> [Task prompt] In the copy, include every entry exactly but none of the images.

> [Record excerpts]
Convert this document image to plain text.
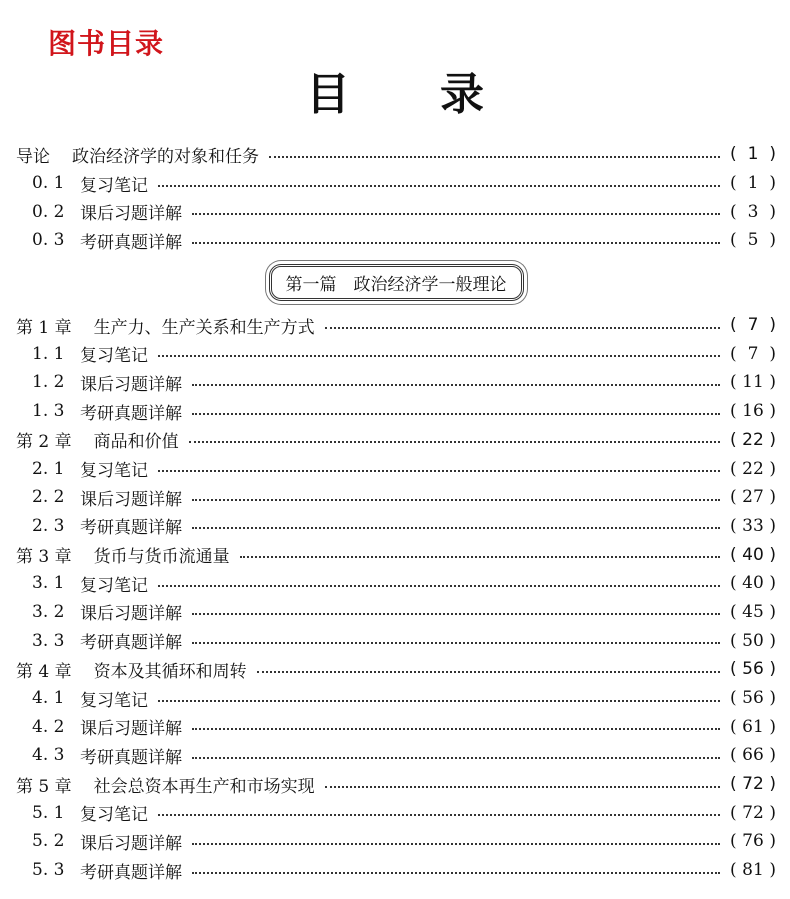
图书目录
目录
导论 政治经济学的对象和任务	( 1 )
0. 1 复习笔记	( 1 )
0. 2 课后习题详解	( 3 )
0. 3 考研真题详解	( 5 )
第一篇　政治经济学一般理论
第 1 章 生产力、生产关系和生产方式	( 7 )
1. 1 复习笔记	( 7 )
1. 2 课后习题详解	( 11 )
1. 3 考研真题详解	( 16 )
第 2 章 商品和价值	( 22 )
2. 1 复习笔记	( 22 )
2. 2 课后习题详解	( 27 )
2. 3 考研真题详解	( 33 )
第 3 章 货币与货币流通量	( 40 )
3. 1 复习笔记	( 40 )
3. 2 课后习题详解	( 45 )
3. 3 考研真题详解	( 50 )
第 4 章 资本及其循环和周转	( 56 )
4. 1 复习笔记	( 56 )
4. 2 课后习题详解	( 61 )
4. 3 考研真题详解	( 66 )
第 5 章 社会总资本再生产和市场实现	( 72 )
5. 1 复习笔记	( 72 )
5. 2 课后习题详解	( 76 )
5. 3 考研真题详解	( 81 )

> [Response to the exercise]
Convert this document image to plain text.
图书目录
目录
导论 政治经济学的对象和任务	( 1 )
0. 1 复习笔记	( 1 )
0. 2 课后习题详解	( 3 )
0. 3 考研真题详解	( 5 )
第一篇　政治经济学一般理论
第 1 章 生产力、生产关系和生产方式	( 7 )
1. 1 复习笔记	( 7 )
1. 2 课后习题详解	( 11 )
1. 3 考研真题详解	( 16 )
第 2 章 商品和价值	( 22 )
2. 1 复习笔记	( 22 )
2. 2 课后习题详解	( 27 )
2. 3 考研真题详解	( 33 )
第 3 章 货币与货币流通量	( 40 )
3. 1 复习笔记	( 40 )
3. 2 课后习题详解	( 45 )
3. 3 考研真题详解	( 50 )
第 4 章 资本及其循环和周转	( 56 )
4. 1 复习笔记	( 56 )
4. 2 课后习题详解	( 61 )
4. 3 考研真题详解	( 66 )
第 5 章 社会总资本再生产和市场实现	( 72 )
5. 1 复习笔记	( 72 )
5. 2 课后习题详解	( 76 )
5. 3 考研真题详解	( 81 )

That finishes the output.